*Extract*.

※ ※ ※

Because of the desire to uplift their living condition, many Filipinos travel abroad to work, and a significant number left the country without proper documents. These are the undocumented Overseas Filipinos (OFs) who are more vulnerable to abuse and exploitation.

The DSWD, being the primary government agency responsible in providing protection and upholding the welfare of Filipinos wherever they maybe located, has conceptualized and implemented the International Social Welfare Services for Filipino Nationals (ISWSFN) Project in 2002. It is carried out through the deployment of social workers abroad who provide psychosocial interventions and other welfare and protection services to migrant Filipinos particularly the undocumented and the distressed.

The operationalization of the ISWSFN was initially by virtue of Administrative Order No. 57, s.2003, which was amended by MC No. 1, s.2012 and AO No. 7, s.2016 or the Guidelines in the Operation of the DSWD’s International Social Services Office (ISSO) in the Philippines and in Foreign Posts. Its aim is to ensure that the general welfare and rights of the Overseas Filipinos, primarily the undocumented and distressed Filipinos abroad and their families, are protected and promoted through the establishment of an effective and efficient system of SWAtt deployment and managing International Social Services Offices (ISSOs) both at the DSWD head office and in Foreign Posts.

The clientele of the SWAtts are the undocumented and distressed OFs and other Filipinos needing DSWD services who are:

• Victims of trafficking, illegal recruitment, rape/abuse/maltreatment by employers, kidnapping, and human-induced and natural disasters
• OFs with domestic/family problem in the host country and in the Philippines
• OFs with extra-marital relationship
• OFs in common law relationship
• Illegal entrant to the host country (“backdoor”)
• Overstaying (expired visa)
• Victims of Exploitation/Abuse/Maltreatment/Unfair Labor Practice/Confiscated Documents
• Accused/suspected of crime (under the custody of the Embassy, under the custody of relatives and friends, prisoners – crimes e.g. drugs, murder, robbery, etc., and detainees – absence/expired/fake legal document)
• Victims of natural and human-induced disasters (war,/armed conflict, political unrest, fire, earthquake, flooding, accident, and pandemic)
• Victims of Petty Crimes (Snatching/Robbery)
• Children in need of special protection (abused, abandoned, foundling, neglected, surrendered, orphaned, and on custody issue))
• Traveling Minors Accompanied by parents and other adults
• Filipinos applying for Legal Capacity to Contract Marriage (LCCM) Certificate (for provision of pre-marriage counseling)

※ ※ ※

*Directions*.
1 > In the text on the DSWD's overseas social welfare services, why are Filipinos applying for a Legal Capacity to Contract Marriage Certificate counted among the SWAtts' clientele? Answer in one to three sentences.
2 > Copy word for word the part of the text on the DSWD's overseas social welfare services that opens with the words containing "The clientele of" and closes with "Overstaying (expired visa)".

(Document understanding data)
※ ※ ※

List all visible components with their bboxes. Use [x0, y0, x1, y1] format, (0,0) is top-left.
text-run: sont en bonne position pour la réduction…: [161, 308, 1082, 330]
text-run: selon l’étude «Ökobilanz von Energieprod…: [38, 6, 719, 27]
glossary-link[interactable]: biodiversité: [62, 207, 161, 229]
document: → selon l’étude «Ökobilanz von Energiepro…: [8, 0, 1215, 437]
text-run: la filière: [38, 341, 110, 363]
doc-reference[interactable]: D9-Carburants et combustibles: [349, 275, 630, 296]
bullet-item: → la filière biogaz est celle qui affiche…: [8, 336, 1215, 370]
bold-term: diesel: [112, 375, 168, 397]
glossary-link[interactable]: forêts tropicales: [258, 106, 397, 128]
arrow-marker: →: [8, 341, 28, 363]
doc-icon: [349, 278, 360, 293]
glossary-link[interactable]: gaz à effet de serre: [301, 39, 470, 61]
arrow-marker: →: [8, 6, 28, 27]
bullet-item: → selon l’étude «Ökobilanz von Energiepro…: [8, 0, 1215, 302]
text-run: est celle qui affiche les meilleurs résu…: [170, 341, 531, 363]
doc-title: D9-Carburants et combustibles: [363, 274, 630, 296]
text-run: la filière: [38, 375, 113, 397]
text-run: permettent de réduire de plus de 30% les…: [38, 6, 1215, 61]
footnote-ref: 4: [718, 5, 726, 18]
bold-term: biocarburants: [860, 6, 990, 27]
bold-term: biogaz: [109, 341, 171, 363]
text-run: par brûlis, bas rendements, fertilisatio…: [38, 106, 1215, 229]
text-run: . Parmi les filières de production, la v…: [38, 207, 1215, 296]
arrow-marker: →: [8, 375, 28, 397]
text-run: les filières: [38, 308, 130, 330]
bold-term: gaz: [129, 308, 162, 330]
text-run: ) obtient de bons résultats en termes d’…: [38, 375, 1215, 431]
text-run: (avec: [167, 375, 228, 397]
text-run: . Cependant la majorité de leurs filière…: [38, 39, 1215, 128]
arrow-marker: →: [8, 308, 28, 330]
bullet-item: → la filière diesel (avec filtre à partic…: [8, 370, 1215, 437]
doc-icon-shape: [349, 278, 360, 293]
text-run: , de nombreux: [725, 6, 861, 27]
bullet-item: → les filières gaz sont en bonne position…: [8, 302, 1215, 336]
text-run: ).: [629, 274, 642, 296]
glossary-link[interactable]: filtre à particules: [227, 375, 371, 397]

※ ※ ※

*Answers by item number*.
1 > They are included so that they can receive pre-marriage counseling.

2 >
The clientele of the SWAtts are the undocumented and distressed OFs and other Filipinos needing DSWD services who are:

• Victims of trafficking, illegal recruitment, rape/abuse/maltreatment by employers, kidnapping, and human-induced and natural disasters
• OFs with domestic/family problem in the host country and in the Philippines
• OFs with extra-marital relationship
• OFs in common law relationship
• Illegal entrant to the host country (“backdoor”)
• Overstaying (expired visa)